Prompt:
Retype all material exactly. Pictures stay out of the copy.

Data rows:
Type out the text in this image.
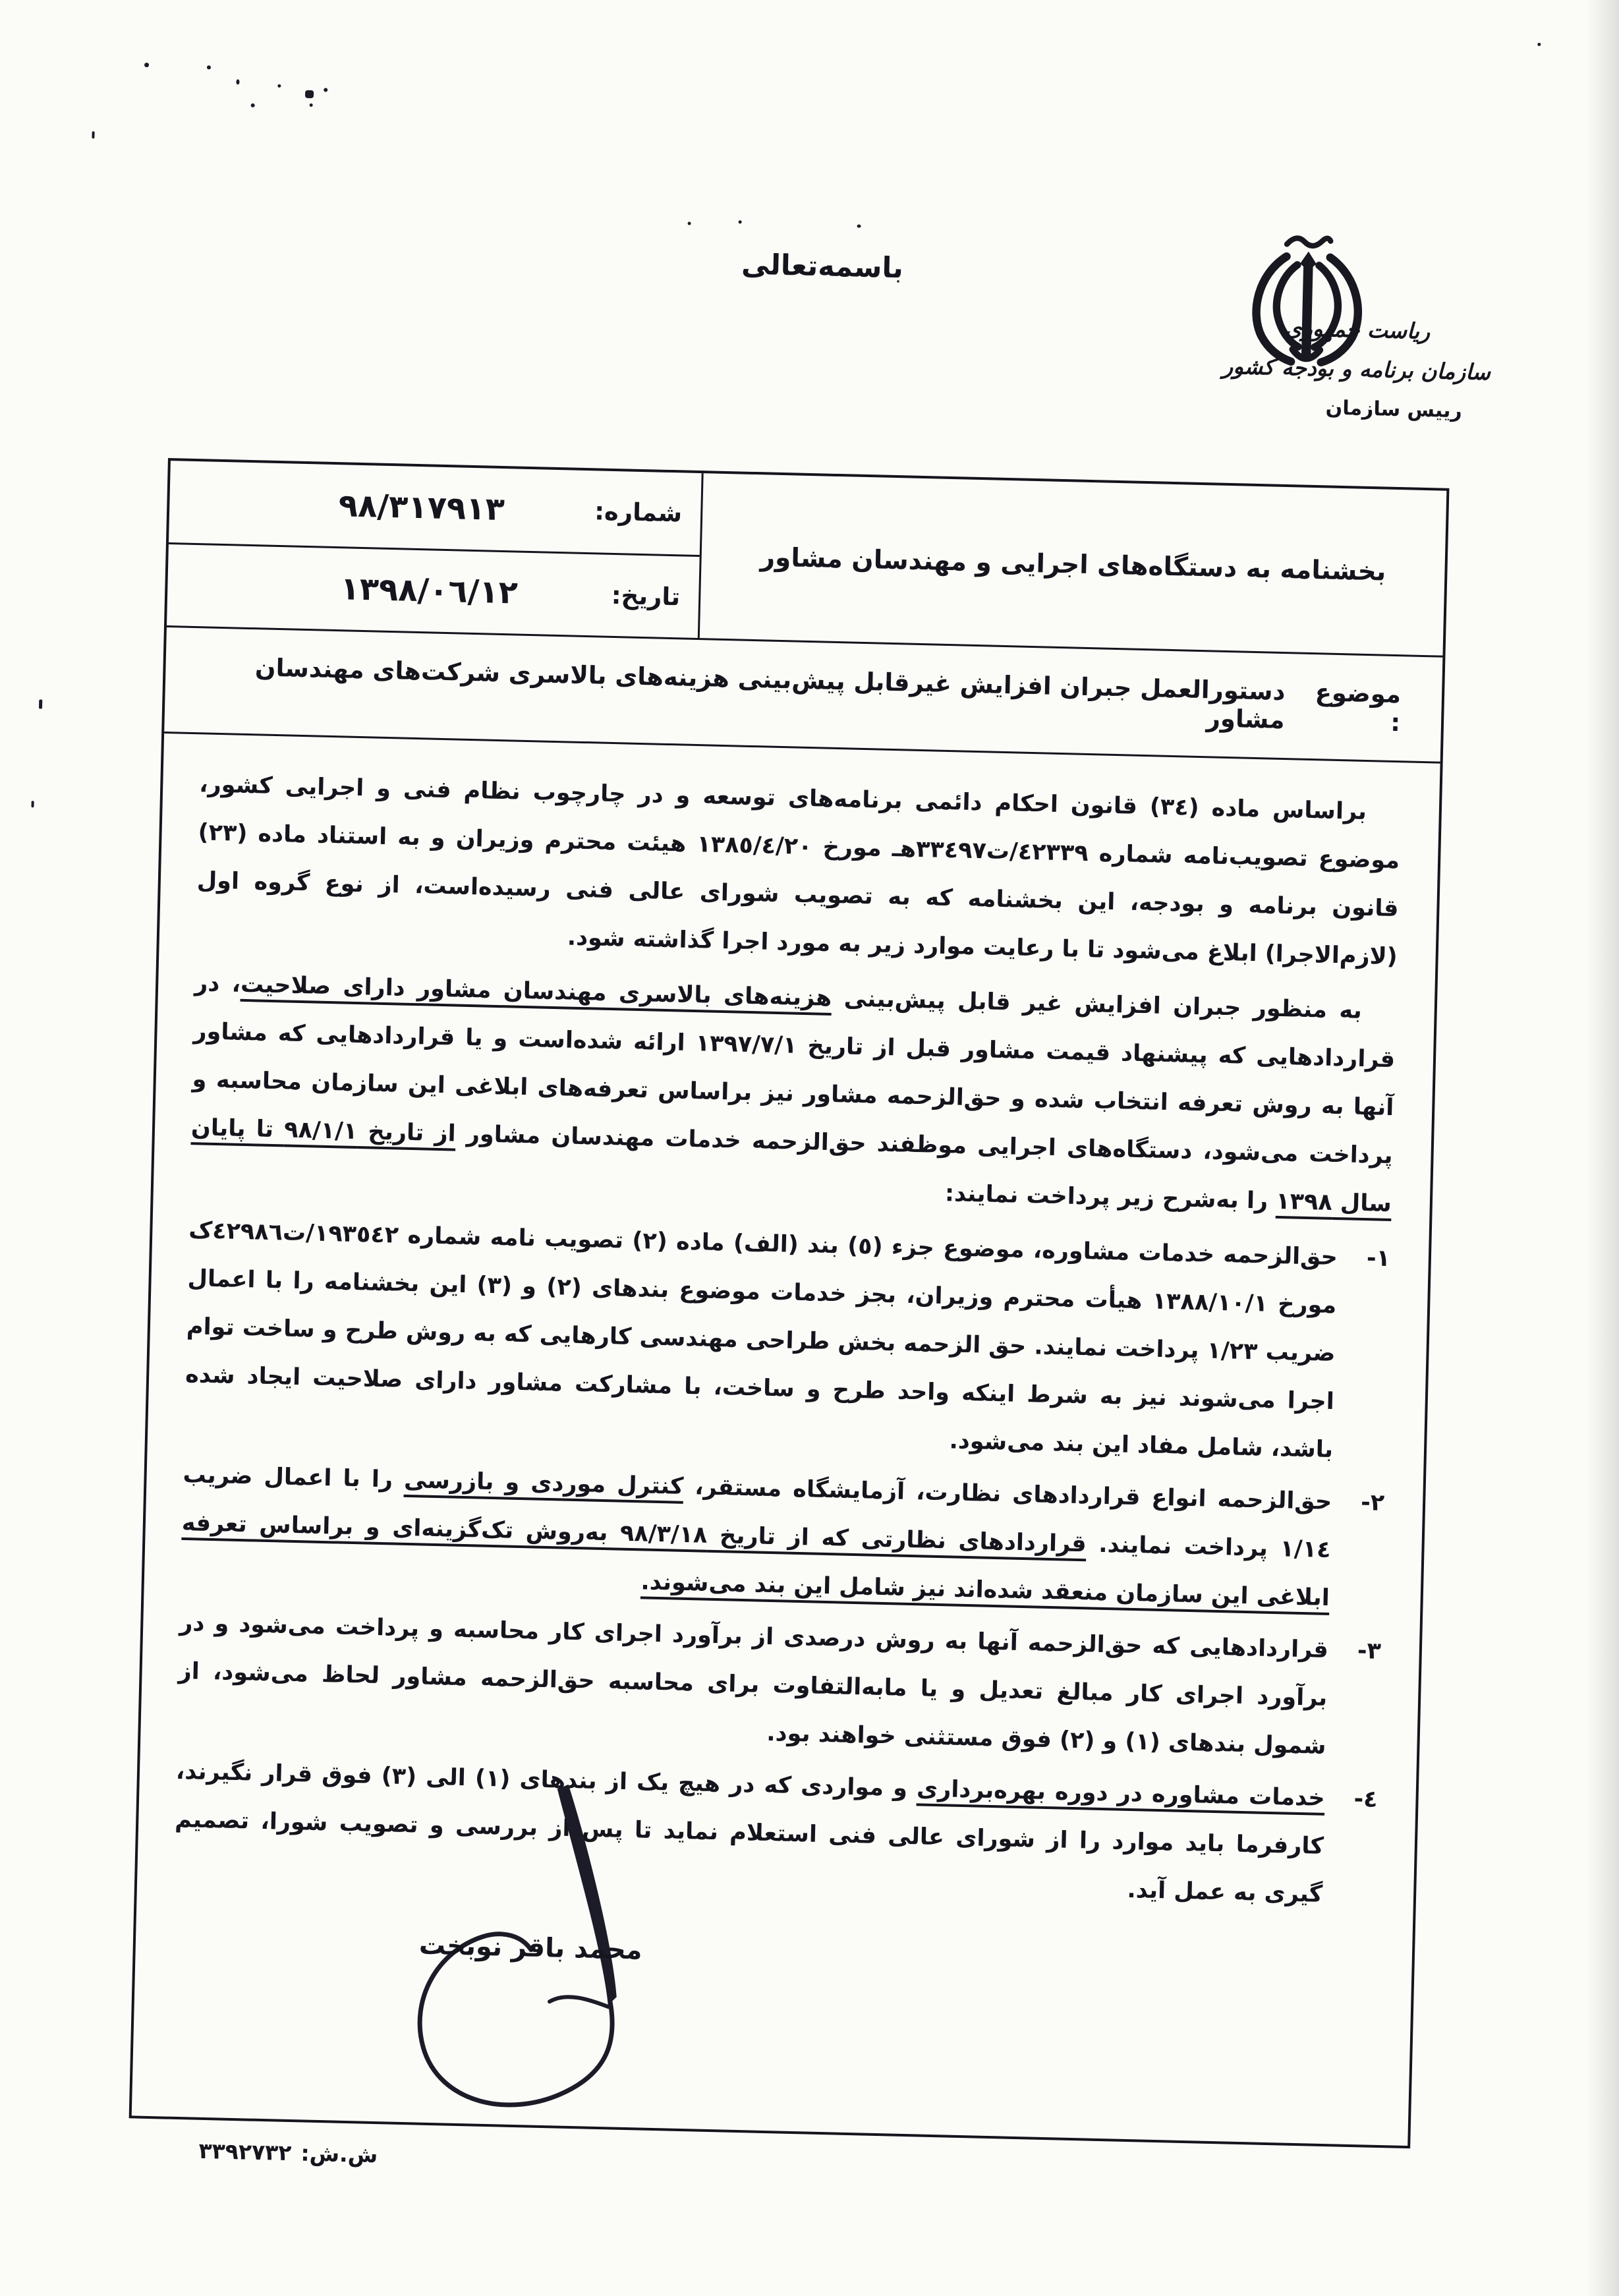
باسمه‌تعالی
ریاست جمهوری
سازمان برنامه و بودجه کشور
رییس سازمان
بخشنامه به دستگاه‌های اجرایی و مهندسان مشاور
شماره:
٩٨/٣١٧٩١٣
تاریخ:
١٣٩٨/٠٦/١٢
موضوع :
دستورالعمل جبران افزایش غیرقابل پیش‌بینی هزینه‌های بالاسری شرکت‌های مهندسان مشاور

براساس ماده (٣٤) قانون احکام دائمی برنامه‌های توسعه و در چارچوب نظام فنی و اجرایی کشور، موضوع تصویب‌نامه شماره ٤٢٣٣٩/ت٣٣٤٩٧هـ مورخ ١٣٨٥/٤/٢٠ هیئت محترم وزیران و به استناد ماده (٢٣) قانون برنامه و بودجه، این بخشنامه که به تصویب شورای عالی فنی رسیده‌است، از نوع گروه اول (لازم‌الاجرا) ابلاغ می‌شود تا با رعایت موارد زیر به مورد اجرا گذاشته شود.

به منظور جبران افزایش غیر قابل پیش‌بینی هزینه‌های بالاسری مهندسان مشاور دارای صلاحیت، در قراردادهایی که پیشنهاد قیمت مشاور قبل از تاریخ ١٣٩٧/٧/١ ارائه شده‌است و یا قراردادهایی که مشاور آنها به روش تعرفه انتخاب شده و حق‌الزحمه مشاور نیز براساس تعرفه‌های ابلاغی این سازمان محاسبه و پرداخت می‌شود، دستگاه‌های اجرایی موظفند حق‌الزحمه خدمات مهندسان مشاور از تاریخ ٩٨/١/١ تا پایان سال ١٣٩٨ را به‌شرح زیر پرداخت نمایند:

١-
حق‌الزحمه خدمات مشاوره، موضوع جزء (٥) بند (الف) ماده (٢) تصویب نامه شماره ١٩٣٥٤٢/ت٤٢٩٨٦ک مورخ ١٣٨٨/١٠/١ هیأت محترم وزیران، بجز خدمات موضوع بندهای (٢) و (٣) این بخشنامه را با اعمال ضریب ١/٢٣ پرداخت نمایند. حق الزحمه بخش طراحی مهندسی کارهایی که به روش طرح و ساخت توام اجرا می‌شوند نیز به شرط اینکه واحد طرح و ساخت، با مشارکت مشاور دارای صلاحیت ایجاد شده باشد، شامل مفاد این بند می‌شود.
٢-
حق‌الزحمه انواع قراردادهای نظارت، آزمایشگاه مستقر، کنترل موردی و بازرسی را با اعمال ضریب ١/١٤ پرداخت نمایند. قراردادهای نظارتی که از تاریخ ٩٨/٣/١٨ به‌روش تک‌گزینه‌ای و براساس تعرفه ابلاغی این سازمان منعقد شده‌اند نیز شامل این بند می‌شوند.
٣-
قراردادهایی که حق‌الزحمه آنها به روش درصدی از برآورد اجرای کار محاسبه و پرداخت می‌شود و در برآورد اجرای کار مبالغ تعدیل و یا مابه‌التفاوت برای محاسبه حق‌الزحمه مشاور لحاظ می‌شود، از شمول بندهای (١) و (٢) فوق مستثنی خواهند بود.
٤-
خدمات مشاوره در دوره بهره‌برداری و مواردی که در هیچ یک از بندهای (١) الی (٣) فوق قرار نگیرند، کارفرما باید موارد را از شورای عالی فنی استعلام نماید تا پس از بررسی و تصویب شورا، تصمیم گیری به عمل آید.
محمد باقر نوبخت
ش.ش:٣٣٩٢٧٣٢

Final result:
Type out the text in this image.
باسمه‌تعالی
ریاست جمهوری
سازمان برنامه و بودجه کشور
رییس سازمان
بخشنامه به دستگاه‌های اجرایی و مهندسان مشاور
شماره:
٩٨/٣١٧٩١٣
تاریخ:
١٣٩٨/٠٦/١٢
موضوع :
دستورالعمل جبران افزایش غیرقابل پیش‌بینی هزینه‌های بالاسری شرکت‌های مهندسان مشاور

براساس ماده (٣٤) قانون احکام دائمی برنامه‌های توسعه و در چارچوب نظام فنی و اجرایی کشور، موضوع تصویب‌نامه شماره ٤٢٣٣٩/ت٣٣٤٩٧هـ مورخ ١٣٨٥/٤/٢٠ هیئت محترم وزیران و به استناد ماده (٢٣) قانون برنامه و بودجه، این بخشنامه که به تصویب شورای عالی فنی رسیده‌است، از نوع گروه اول (لازم‌الاجرا) ابلاغ می‌شود تا با رعایت موارد زیر به مورد اجرا گذاشته شود.

به منظور جبران افزایش غیر قابل پیش‌بینی هزینه‌های بالاسری مهندسان مشاور دارای صلاحیت، در قراردادهایی که پیشنهاد قیمت مشاور قبل از تاریخ ١٣٩٧/٧/١ ارائه شده‌است و یا قراردادهایی که مشاور آنها به روش تعرفه انتخاب شده و حق‌الزحمه مشاور نیز براساس تعرفه‌های ابلاغی این سازمان محاسبه و پرداخت می‌شود، دستگاه‌های اجرایی موظفند حق‌الزحمه خدمات مهندسان مشاور از تاریخ ٩٨/١/١ تا پایان سال ١٣٩٨ را به‌شرح زیر پرداخت نمایند:

١-
حق‌الزحمه خدمات مشاوره، موضوع جزء (٥) بند (الف) ماده (٢) تصویب نامه شماره ١٩٣٥٤٢/ت٤٢٩٨٦ک مورخ ١٣٨٨/١٠/١ هیأت محترم وزیران، بجز خدمات موضوع بندهای (٢) و (٣) این بخشنامه را با اعمال ضریب ١/٢٣ پرداخت نمایند. حق الزحمه بخش طراحی مهندسی کارهایی که به روش طرح و ساخت توام اجرا می‌شوند نیز به شرط اینکه واحد طرح و ساخت، با مشارکت مشاور دارای صلاحیت ایجاد شده باشد، شامل مفاد این بند می‌شود.
٢-
حق‌الزحمه انواع قراردادهای نظارت، آزمایشگاه مستقر، کنترل موردی و بازرسی را با اعمال ضریب ١/١٤ پرداخت نمایند. قراردادهای نظارتی که از تاریخ ٩٨/٣/١٨ به‌روش تک‌گزینه‌ای و براساس تعرفه ابلاغی این سازمان منعقد شده‌اند نیز شامل این بند می‌شوند.
٣-
قراردادهایی که حق‌الزحمه آنها به روش درصدی از برآورد اجرای کار محاسبه و پرداخت می‌شود و در برآورد اجرای کار مبالغ تعدیل و یا مابه‌التفاوت برای محاسبه حق‌الزحمه مشاور لحاظ می‌شود، از شمول بندهای (١) و (٢) فوق مستثنی خواهند بود.
٤-
خدمات مشاوره در دوره بهره‌برداری و مواردی که در هیچ یک از بندهای (١) الی (٣) فوق قرار نگیرند، کارفرما باید موارد را از شورای عالی فنی استعلام نماید تا پس از بررسی و تصویب شورا، تصمیم گیری به عمل آید.
محمد باقر نوبخت
ش.ش:٣٣٩٢٧٣٢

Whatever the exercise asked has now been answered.